begin Material provided

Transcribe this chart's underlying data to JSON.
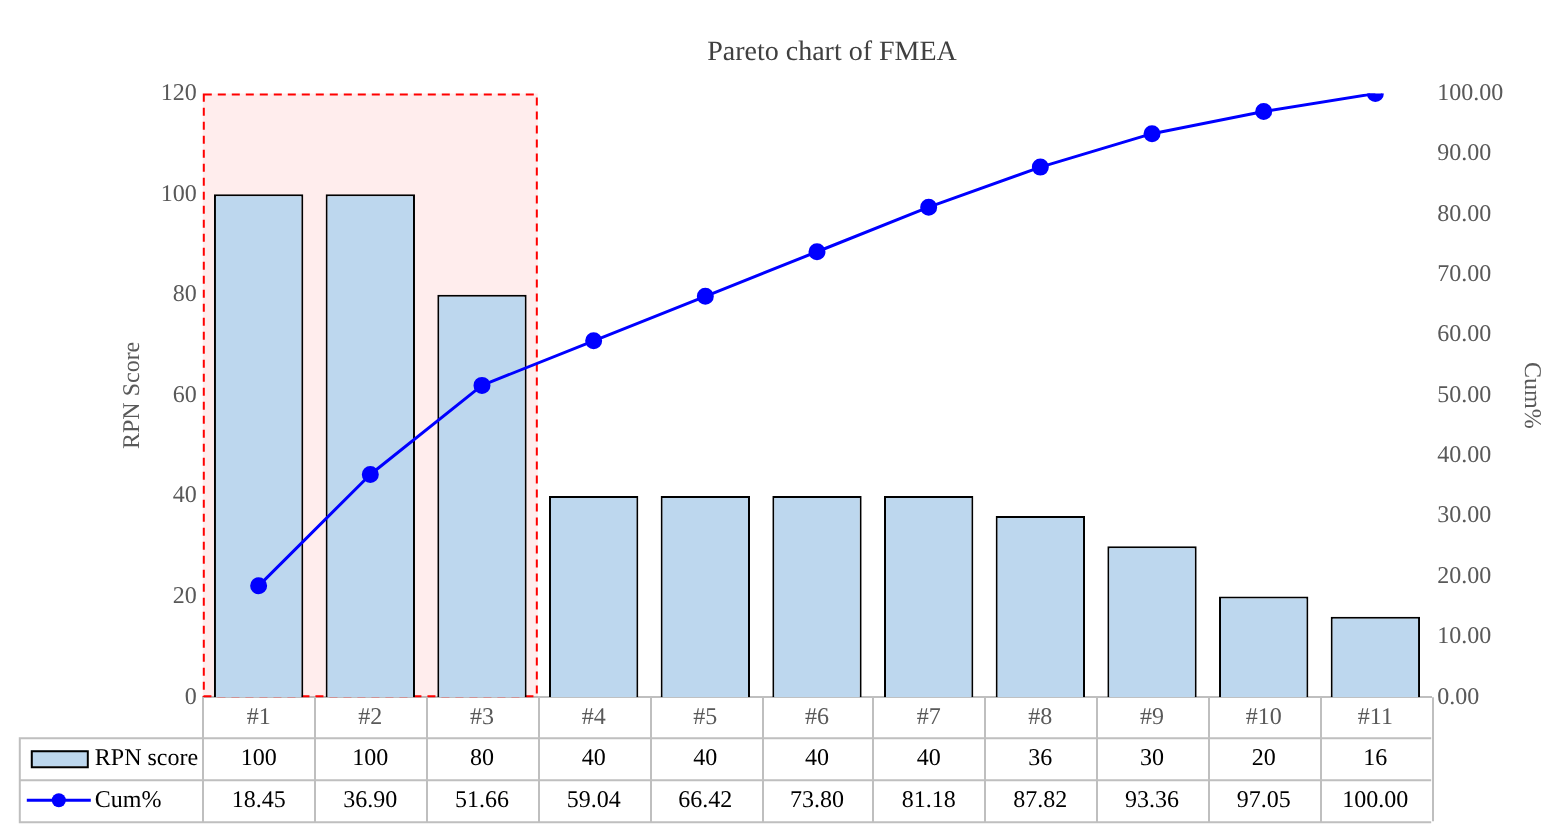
{
  "chart_data": {
    "type": "bar",
    "title": "Pareto chart of FMEA",
    "ylabel": "RPN Score",
    "y2label": "Cum%",
    "categories": [
      "#1",
      "#2",
      "#3",
      "#4",
      "#5",
      "#6",
      "#7",
      "#8",
      "#9",
      "#10",
      "#11"
    ],
    "series": [
      {
        "name": "RPN score",
        "color": "#bdd7ee",
        "values": [
          100,
          100,
          80,
          40,
          40,
          40,
          40,
          36,
          30,
          20,
          16
        ],
        "value_labels": [
          "100",
          "100",
          "80",
          "40",
          "40",
          "40",
          "40",
          "36",
          "30",
          "20",
          "16"
        ]
      },
      {
        "name": "Cum%",
        "type": "line",
        "axis": "y2",
        "color": "#0000ff",
        "values": [
          18.45,
          36.9,
          51.66,
          59.04,
          66.42,
          73.8,
          81.18,
          87.82,
          93.36,
          97.05,
          100
        ],
        "value_labels": [
          "18.45",
          "36.90",
          "51.66",
          "59.04",
          "66.42",
          "73.80",
          "81.18",
          "87.82",
          "93.36",
          "97.05",
          "100.00"
        ]
      }
    ],
    "ylim": [
      0,
      120
    ],
    "yticks": [
      0,
      20,
      40,
      60,
      80,
      100,
      120
    ],
    "y2lim": [
      0,
      100
    ],
    "y2ticks": [
      {
        "value": 0,
        "label": "0.00"
      },
      {
        "value": 10,
        "label": "10.00"
      },
      {
        "value": 20,
        "label": "20.00"
      },
      {
        "value": 30,
        "label": "30.00"
      },
      {
        "value": 40,
        "label": "40.00"
      },
      {
        "value": 50,
        "label": "50.00"
      },
      {
        "value": 60,
        "label": "60.00"
      },
      {
        "value": 70,
        "label": "70.00"
      },
      {
        "value": 80,
        "label": "80.00"
      },
      {
        "value": 90,
        "label": "90.00"
      },
      {
        "value": 100,
        "label": "100.00"
      }
    ],
    "bands": [
      {
        "axis": "x",
        "from": "#1",
        "to": "#3",
        "color": "#ff0000"
      }
    ],
    "marker": "circle",
    "line_style": "solid",
    "grid": false,
    "legend": "bottom"
  }
}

end Material provided

## Stated problem
Copy out each line of the data where the string "color" appears.

## Correct answer
        "color": "#bdd7ee",
        "color": "#0000ff",
        "color": "#ff0000"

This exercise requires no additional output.